### Instructions for the task
Reproduce the lines of the material exactly, excluding every image.

Items listed in a dataset
::::::::::

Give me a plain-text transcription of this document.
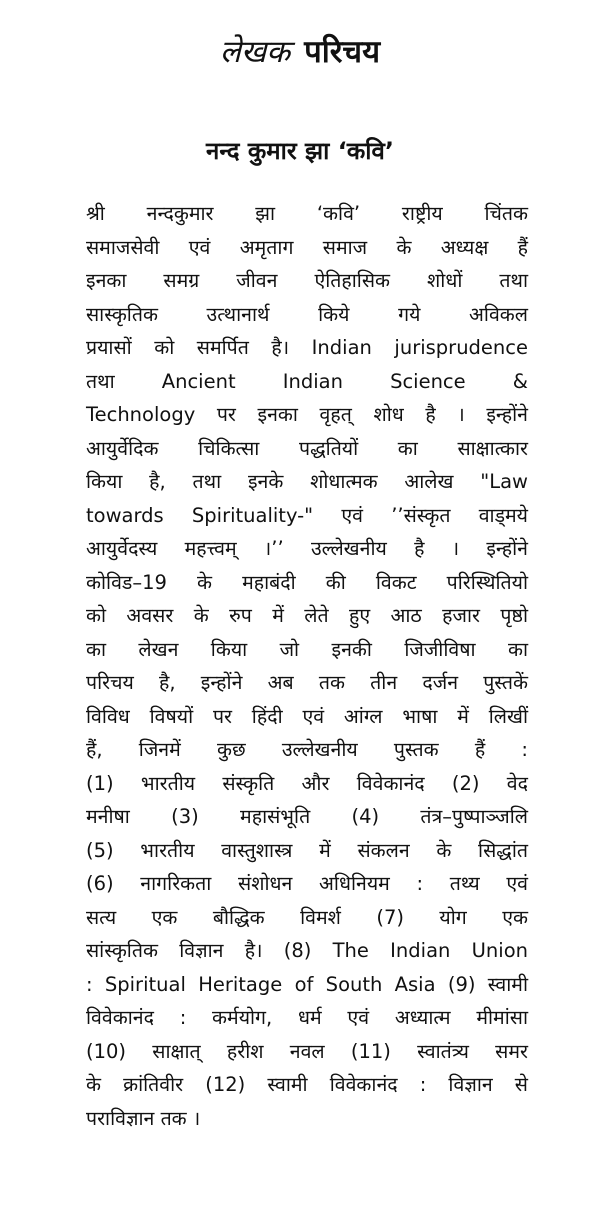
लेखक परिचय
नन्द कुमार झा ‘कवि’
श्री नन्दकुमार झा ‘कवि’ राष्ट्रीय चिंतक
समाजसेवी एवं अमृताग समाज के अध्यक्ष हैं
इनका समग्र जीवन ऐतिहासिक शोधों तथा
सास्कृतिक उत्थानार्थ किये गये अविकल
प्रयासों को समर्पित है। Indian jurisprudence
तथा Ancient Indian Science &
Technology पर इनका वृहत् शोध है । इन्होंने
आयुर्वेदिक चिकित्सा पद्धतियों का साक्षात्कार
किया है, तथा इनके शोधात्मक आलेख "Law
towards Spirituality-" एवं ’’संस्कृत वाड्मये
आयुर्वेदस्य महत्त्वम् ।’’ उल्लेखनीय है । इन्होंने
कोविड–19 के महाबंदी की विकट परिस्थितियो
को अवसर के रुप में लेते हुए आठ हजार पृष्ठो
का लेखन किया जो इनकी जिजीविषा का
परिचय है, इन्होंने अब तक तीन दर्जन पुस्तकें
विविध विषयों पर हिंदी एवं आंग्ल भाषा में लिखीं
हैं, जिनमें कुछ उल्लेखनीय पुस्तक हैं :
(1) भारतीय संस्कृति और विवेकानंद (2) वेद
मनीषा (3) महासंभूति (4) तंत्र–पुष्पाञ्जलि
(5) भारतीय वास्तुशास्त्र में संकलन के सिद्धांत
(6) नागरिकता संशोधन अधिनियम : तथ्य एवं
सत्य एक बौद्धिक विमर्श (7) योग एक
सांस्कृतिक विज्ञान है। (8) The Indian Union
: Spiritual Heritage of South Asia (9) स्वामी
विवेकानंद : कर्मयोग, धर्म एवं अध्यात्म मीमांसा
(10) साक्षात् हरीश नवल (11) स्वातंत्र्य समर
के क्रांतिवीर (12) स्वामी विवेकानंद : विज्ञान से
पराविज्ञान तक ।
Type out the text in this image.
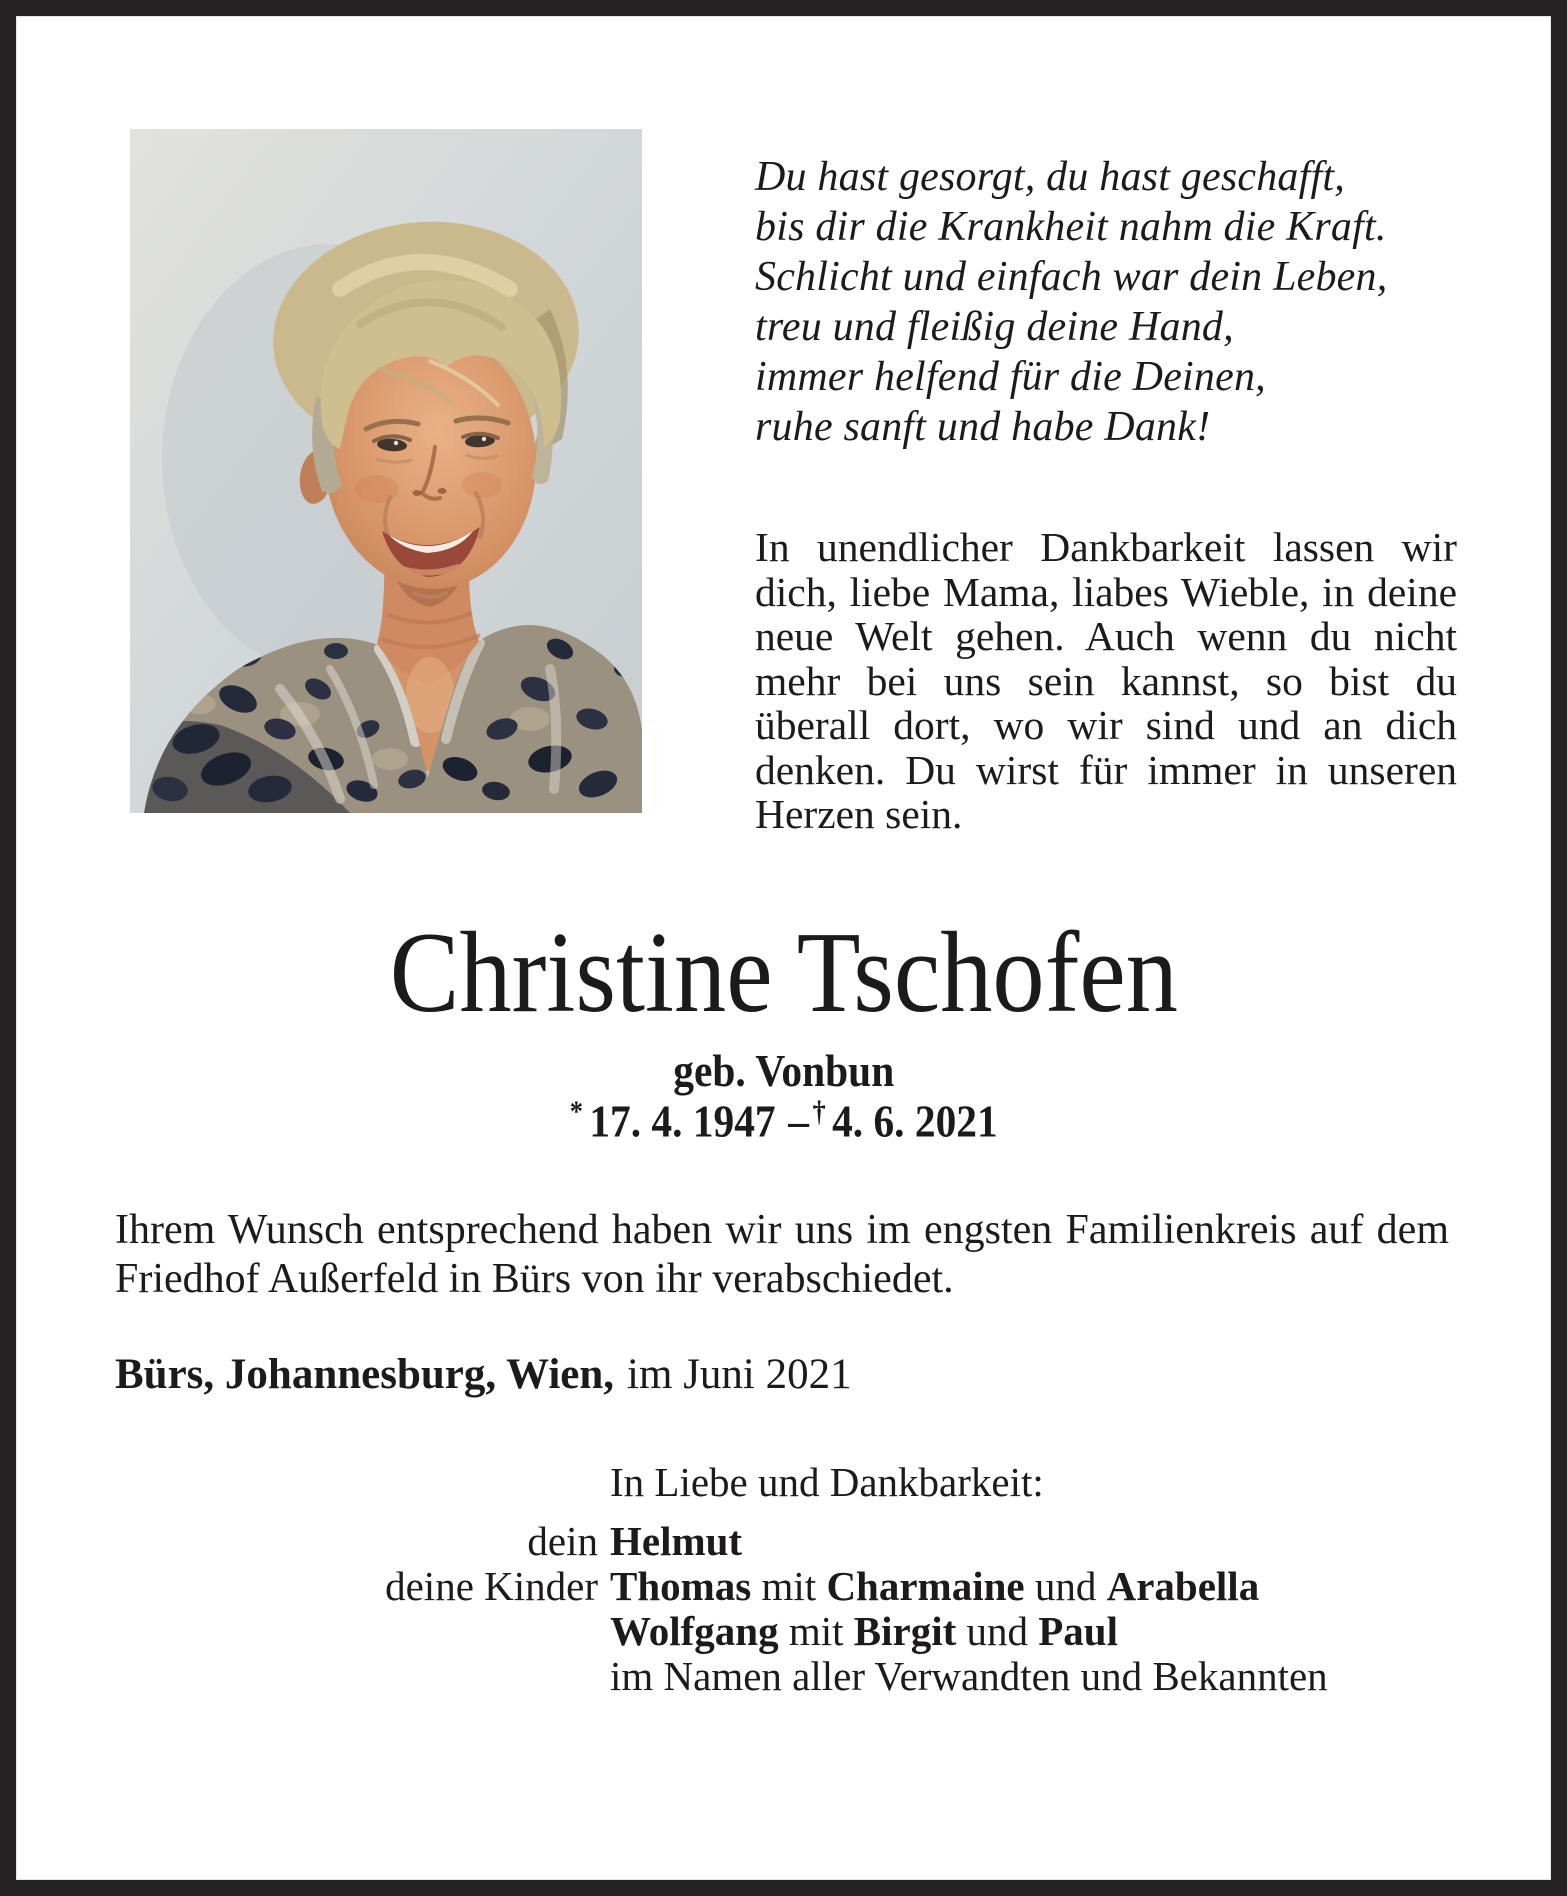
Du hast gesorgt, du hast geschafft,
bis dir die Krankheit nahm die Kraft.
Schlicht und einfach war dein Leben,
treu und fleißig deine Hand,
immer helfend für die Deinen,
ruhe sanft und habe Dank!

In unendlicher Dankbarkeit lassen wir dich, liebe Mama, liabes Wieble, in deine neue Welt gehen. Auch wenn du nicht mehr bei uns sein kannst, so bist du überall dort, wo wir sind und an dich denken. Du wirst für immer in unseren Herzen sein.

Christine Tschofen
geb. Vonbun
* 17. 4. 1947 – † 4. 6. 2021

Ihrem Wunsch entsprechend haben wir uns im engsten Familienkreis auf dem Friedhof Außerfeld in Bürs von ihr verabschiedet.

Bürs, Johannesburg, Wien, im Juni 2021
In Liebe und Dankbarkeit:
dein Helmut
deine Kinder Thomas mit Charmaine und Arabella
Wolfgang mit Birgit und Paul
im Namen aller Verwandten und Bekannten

::::::::::

### Result below
Give me a plain-text transcription of this document.
लेखक परिचय
नन्द कुमार झा ‘कवि’
श्री नन्दकुमार झा ‘कवि’ राष्ट्रीय चिंतक
समाजसेवी एवं अमृताग समाज के अध्यक्ष हैं
इनका समग्र जीवन ऐतिहासिक शोधों तथा
सास्कृतिक उत्थानार्थ किये गये अविकल
प्रयासों को समर्पित है। Indian jurisprudence
तथा Ancient Indian Science &
Technology पर इनका वृहत् शोध है । इन्होंने
आयुर्वेदिक चिकित्सा पद्धतियों का साक्षात्कार
किया है, तथा इनके शोधात्मक आलेख "Law
towards Spirituality-" एवं ’’संस्कृत वाड्मये
आयुर्वेदस्य महत्त्वम् ।’’ उल्लेखनीय है । इन्होंने
कोविड–19 के महाबंदी की विकट परिस्थितियो
को अवसर के रुप में लेते हुए आठ हजार पृष्ठो
का लेखन किया जो इनकी जिजीविषा का
परिचय है, इन्होंने अब तक तीन दर्जन पुस्तकें
विविध विषयों पर हिंदी एवं आंग्ल भाषा में लिखीं
हैं, जिनमें कुछ उल्लेखनीय पुस्तक हैं :
(1) भारतीय संस्कृति और विवेकानंद (2) वेद
मनीषा (3) महासंभूति (4) तंत्र–पुष्पाञ्जलि
(5) भारतीय वास्तुशास्त्र में संकलन के सिद्धांत
(6) नागरिकता संशोधन अधिनियम : तथ्य एवं
सत्य एक बौद्धिक विमर्श (7) योग एक
सांस्कृतिक विज्ञान है। (8) The Indian Union
: Spiritual Heritage of South Asia (9) स्वामी
विवेकानंद : कर्मयोग, धर्म एवं अध्यात्म मीमांसा
(10) साक्षात् हरीश नवल (11) स्वातंत्र्य समर
के क्रांतिवीर (12) स्वामी विवेकानंद : विज्ञान से
पराविज्ञान तक ।
Type out the text in this image.
Du hast gesorgt, du hast geschafft,
bis dir die Krankheit nahm die Kraft.
Schlicht und einfach war dein Leben,
treu und fleißig deine Hand,
immer helfend für die Deinen,
ruhe sanft und habe Dank!

In unendlicher Dankbarkeit lassen wir dich, liebe Mama, liabes Wieble, in deine neue Welt gehen. Auch wenn du nicht mehr bei uns sein kannst, so bist du überall dort, wo wir sind und an dich denken. Du wirst für immer in unseren Herzen sein.

Christine Tschofen
geb. Vonbun
* 17. 4. 1947 – † 4. 6. 2021

Ihrem Wunsch entsprechend haben wir uns im engsten Familienkreis auf dem Friedhof Außerfeld in Bürs von ihr verabschiedet.

Bürs, Johannesburg, Wien, im Juni 2021
In Liebe und Dankbarkeit:
dein Helmut
deine Kinder Thomas mit Charmaine und Arabella
Wolfgang mit Birgit und Paul
im Namen aller Verwandten und Bekannten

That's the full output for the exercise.